BEGIN Task material

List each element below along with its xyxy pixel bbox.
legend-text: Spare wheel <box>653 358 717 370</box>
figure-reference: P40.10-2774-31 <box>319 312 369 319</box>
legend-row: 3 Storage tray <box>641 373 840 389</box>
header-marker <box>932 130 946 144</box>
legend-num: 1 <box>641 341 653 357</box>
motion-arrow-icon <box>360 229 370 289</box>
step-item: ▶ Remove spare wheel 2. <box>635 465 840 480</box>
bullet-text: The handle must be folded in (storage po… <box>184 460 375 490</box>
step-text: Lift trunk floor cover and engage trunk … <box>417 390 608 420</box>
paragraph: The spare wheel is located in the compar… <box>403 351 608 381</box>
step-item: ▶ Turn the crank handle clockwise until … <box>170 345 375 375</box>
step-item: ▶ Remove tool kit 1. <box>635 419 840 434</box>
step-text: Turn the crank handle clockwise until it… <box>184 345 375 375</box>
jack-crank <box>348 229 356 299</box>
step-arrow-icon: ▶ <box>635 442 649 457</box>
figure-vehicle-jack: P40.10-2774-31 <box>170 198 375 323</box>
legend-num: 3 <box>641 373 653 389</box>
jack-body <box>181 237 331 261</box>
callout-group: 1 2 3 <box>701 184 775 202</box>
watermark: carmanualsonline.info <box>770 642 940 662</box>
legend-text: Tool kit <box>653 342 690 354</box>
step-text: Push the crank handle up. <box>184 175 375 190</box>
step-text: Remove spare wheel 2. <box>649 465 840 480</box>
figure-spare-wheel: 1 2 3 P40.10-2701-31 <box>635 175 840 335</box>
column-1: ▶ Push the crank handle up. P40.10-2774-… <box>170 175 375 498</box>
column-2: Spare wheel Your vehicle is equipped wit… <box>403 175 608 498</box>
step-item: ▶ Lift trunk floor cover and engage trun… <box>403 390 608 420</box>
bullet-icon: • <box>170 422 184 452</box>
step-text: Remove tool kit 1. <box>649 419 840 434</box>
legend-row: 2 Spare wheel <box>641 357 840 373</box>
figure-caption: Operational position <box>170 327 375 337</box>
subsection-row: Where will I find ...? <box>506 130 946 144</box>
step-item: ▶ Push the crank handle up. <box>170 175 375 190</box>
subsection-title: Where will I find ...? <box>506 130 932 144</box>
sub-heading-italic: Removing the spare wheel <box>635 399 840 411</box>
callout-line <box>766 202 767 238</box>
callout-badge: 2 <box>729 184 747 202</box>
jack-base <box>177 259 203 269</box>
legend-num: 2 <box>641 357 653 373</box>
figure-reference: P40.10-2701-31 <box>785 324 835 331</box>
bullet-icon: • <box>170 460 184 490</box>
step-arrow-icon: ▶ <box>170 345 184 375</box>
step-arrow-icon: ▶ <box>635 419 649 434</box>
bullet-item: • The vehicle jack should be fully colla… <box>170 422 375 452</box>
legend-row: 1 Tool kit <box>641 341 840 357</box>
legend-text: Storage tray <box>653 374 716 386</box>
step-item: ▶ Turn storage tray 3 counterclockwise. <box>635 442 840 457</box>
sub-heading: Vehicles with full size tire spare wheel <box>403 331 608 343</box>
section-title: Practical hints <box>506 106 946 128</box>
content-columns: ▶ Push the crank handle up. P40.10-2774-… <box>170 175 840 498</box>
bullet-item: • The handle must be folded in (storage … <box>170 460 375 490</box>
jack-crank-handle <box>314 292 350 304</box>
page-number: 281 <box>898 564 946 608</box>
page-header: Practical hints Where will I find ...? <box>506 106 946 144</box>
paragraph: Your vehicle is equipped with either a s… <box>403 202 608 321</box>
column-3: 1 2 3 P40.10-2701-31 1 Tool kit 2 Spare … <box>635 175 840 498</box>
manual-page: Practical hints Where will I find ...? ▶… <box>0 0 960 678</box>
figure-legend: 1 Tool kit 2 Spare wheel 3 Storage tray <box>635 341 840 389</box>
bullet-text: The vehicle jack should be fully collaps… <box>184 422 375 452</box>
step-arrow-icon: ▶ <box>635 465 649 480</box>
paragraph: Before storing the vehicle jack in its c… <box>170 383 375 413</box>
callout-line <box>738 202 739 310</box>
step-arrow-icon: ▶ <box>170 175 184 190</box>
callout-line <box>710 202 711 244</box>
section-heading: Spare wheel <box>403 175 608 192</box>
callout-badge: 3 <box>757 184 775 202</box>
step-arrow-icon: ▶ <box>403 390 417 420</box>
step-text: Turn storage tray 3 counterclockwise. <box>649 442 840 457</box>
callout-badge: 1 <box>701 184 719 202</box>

END Task material

Duplicate every line of the listing above word for word.

List each element below along with its xyxy pixel bbox.
legend-text: Spare wheel <box>653 358 717 370</box>
figure-reference: P40.10-2774-31 <box>319 312 369 319</box>
legend-row: 3 Storage tray <box>641 373 840 389</box>
header-marker <box>932 130 946 144</box>
legend-num: 1 <box>641 341 653 357</box>
motion-arrow-icon <box>360 229 370 289</box>
step-item: ▶ Remove spare wheel 2. <box>635 465 840 480</box>
bullet-text: The handle must be folded in (storage po… <box>184 460 375 490</box>
step-text: Lift trunk floor cover and engage trunk … <box>417 390 608 420</box>
paragraph: The spare wheel is located in the compar… <box>403 351 608 381</box>
step-item: ▶ Turn the crank handle clockwise until … <box>170 345 375 375</box>
step-item: ▶ Remove tool kit 1. <box>635 419 840 434</box>
step-text: Turn the crank handle clockwise until it… <box>184 345 375 375</box>
jack-crank <box>348 229 356 299</box>
step-arrow-icon: ▶ <box>635 442 649 457</box>
figure-vehicle-jack: P40.10-2774-31 <box>170 198 375 323</box>
legend-num: 3 <box>641 373 653 389</box>
jack-body <box>181 237 331 261</box>
callout-group: 1 2 3 <box>701 184 775 202</box>
watermark: carmanualsonline.info <box>770 642 940 662</box>
legend-text: Tool kit <box>653 342 690 354</box>
step-text: Push the crank handle up. <box>184 175 375 190</box>
step-text: Remove spare wheel 2. <box>649 465 840 480</box>
figure-spare-wheel: 1 2 3 P40.10-2701-31 <box>635 175 840 335</box>
column-1: ▶ Push the crank handle up. P40.10-2774-… <box>170 175 375 498</box>
column-2: Spare wheel Your vehicle is equipped wit… <box>403 175 608 498</box>
step-item: ▶ Lift trunk floor cover and engage trun… <box>403 390 608 420</box>
bullet-icon: • <box>170 422 184 452</box>
step-text: Remove tool kit 1. <box>649 419 840 434</box>
legend-row: 2 Spare wheel <box>641 357 840 373</box>
figure-caption: Operational position <box>170 327 375 337</box>
subsection-row: Where will I find ...? <box>506 130 946 144</box>
step-item: ▶ Push the crank handle up. <box>170 175 375 190</box>
subsection-title: Where will I find ...? <box>506 130 932 144</box>
sub-heading-italic: Removing the spare wheel <box>635 399 840 411</box>
callout-line <box>766 202 767 238</box>
callout-badge: 2 <box>729 184 747 202</box>
jack-base <box>177 259 203 269</box>
legend-num: 2 <box>641 357 653 373</box>
figure-reference: P40.10-2701-31 <box>785 324 835 331</box>
bullet-icon: • <box>170 460 184 490</box>
step-arrow-icon: ▶ <box>170 345 184 375</box>
step-arrow-icon: ▶ <box>635 419 649 434</box>
bullet-item: • The vehicle jack should be fully colla… <box>170 422 375 452</box>
legend-row: 1 Tool kit <box>641 341 840 357</box>
legend-text: Storage tray <box>653 374 716 386</box>
step-item: ▶ Turn storage tray 3 counterclockwise. <box>635 442 840 457</box>
sub-heading: Vehicles with full size tire spare wheel <box>403 331 608 343</box>
section-title: Practical hints <box>506 106 946 128</box>
content-columns: ▶ Push the crank handle up. P40.10-2774-… <box>170 175 840 498</box>
bullet-item: • The handle must be folded in (storage … <box>170 460 375 490</box>
jack-crank-handle <box>314 292 350 304</box>
page-number: 281 <box>898 564 946 608</box>
page-header: Practical hints Where will I find ...? <box>506 106 946 144</box>
paragraph: Your vehicle is equipped with either a s… <box>403 202 608 321</box>
column-3: 1 2 3 P40.10-2701-31 1 Tool kit 2 Spare … <box>635 175 840 498</box>
manual-page: Practical hints Where will I find ...? ▶… <box>0 0 960 678</box>
figure-legend: 1 Tool kit 2 Spare wheel 3 Storage tray <box>635 341 840 389</box>
bullet-text: The vehicle jack should be fully collaps… <box>184 422 375 452</box>
step-arrow-icon: ▶ <box>635 465 649 480</box>
paragraph: Before storing the vehicle jack in its c… <box>170 383 375 413</box>
callout-line <box>738 202 739 310</box>
step-arrow-icon: ▶ <box>170 175 184 190</box>
callout-line <box>710 202 711 244</box>
section-heading: Spare wheel <box>403 175 608 192</box>
callout-badge: 3 <box>757 184 775 202</box>
step-arrow-icon: ▶ <box>403 390 417 420</box>
step-text: Turn storage tray 3 counterclockwise. <box>649 442 840 457</box>
callout-badge: 1 <box>701 184 719 202</box>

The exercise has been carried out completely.